◆ What to do
The records below are to be copied word for word, with every picture left out.
═══
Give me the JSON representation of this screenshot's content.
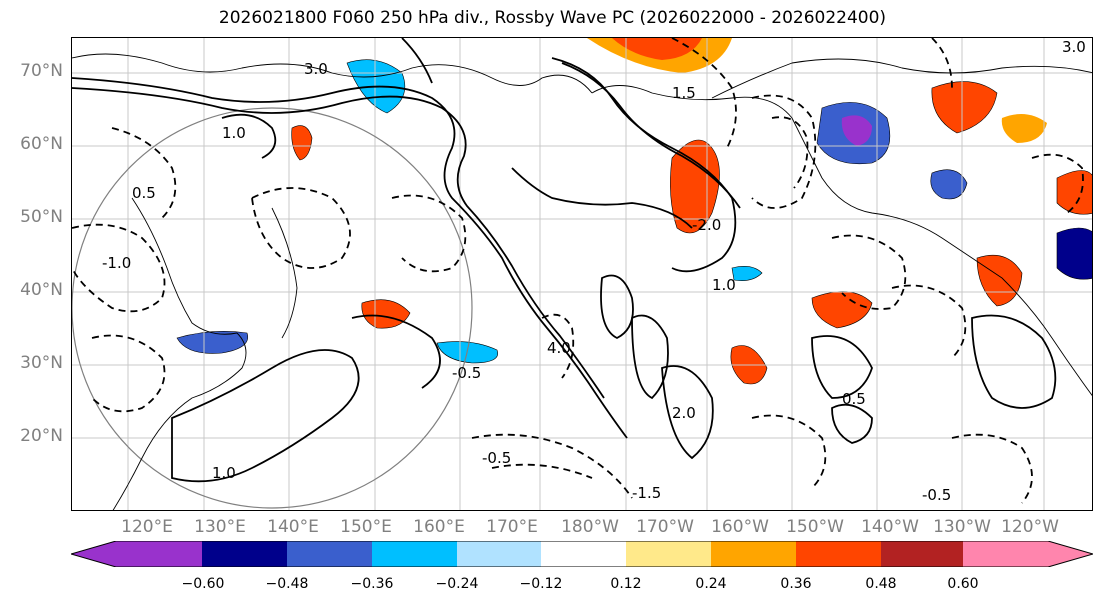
{
  "title": "2026021800 F060 250 hPa div., Rossby Wave PC (2026022000 - 2026022400)",
  "latitude_labels": [
    "70°N",
    "60°N",
    "50°N",
    "40°N",
    "30°N",
    "20°N"
  ],
  "longitude_labels": [
    "120°E",
    "130°E",
    "140°E",
    "150°E",
    "160°E",
    "170°E",
    "180°W",
    "170°W",
    "160°W",
    "150°W",
    "140°W",
    "130°W",
    "120°W"
  ],
  "contour_labels": {
    "positive": [
      "1.0",
      "3.0",
      "0.5",
      "2.0",
      "4.0",
      "1.5"
    ],
    "negative": [
      "-0.5",
      "-1.0",
      "-1.5",
      "-2.0"
    ]
  },
  "colorbar": {
    "tick_labels": [
      "−0.60",
      "−0.48",
      "−0.36",
      "−0.24",
      "−0.12",
      "0.12",
      "0.24",
      "0.36",
      "0.48",
      "0.60"
    ],
    "colors": [
      "#9932cc",
      "#00008b",
      "#3a5fcd",
      "#00bfff",
      "#b0e2ff",
      "#ffffff",
      "#ffe98a",
      "#ffa500",
      "#ff4500",
      "#b22222",
      "#ff85ad"
    ]
  }
}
═══
◆ Written reply
Give me the JSON representation of this screenshot's content.
{
  "title": "2026021800 F060 250 hPa div., Rossby Wave PC (2026022000 - 2026022400)",
  "latitude_labels": [
    "70°N",
    "60°N",
    "50°N",
    "40°N",
    "30°N",
    "20°N"
  ],
  "longitude_labels": [
    "120°E",
    "130°E",
    "140°E",
    "150°E",
    "160°E",
    "170°E",
    "180°W",
    "170°W",
    "160°W",
    "150°W",
    "140°W",
    "130°W",
    "120°W"
  ],
  "contour_labels": {
    "positive": [
      "1.0",
      "3.0",
      "0.5",
      "2.0",
      "4.0",
      "1.5"
    ],
    "negative": [
      "-0.5",
      "-1.0",
      "-1.5",
      "-2.0"
    ]
  },
  "colorbar": {
    "tick_labels": [
      "−0.60",
      "−0.48",
      "−0.36",
      "−0.24",
      "−0.12",
      "0.12",
      "0.24",
      "0.36",
      "0.48",
      "0.60"
    ],
    "colors": [
      "#9932cc",
      "#00008b",
      "#3a5fcd",
      "#00bfff",
      "#b0e2ff",
      "#ffffff",
      "#ffe98a",
      "#ffa500",
      "#ff4500",
      "#b22222",
      "#ff85ad"
    ]
  }
}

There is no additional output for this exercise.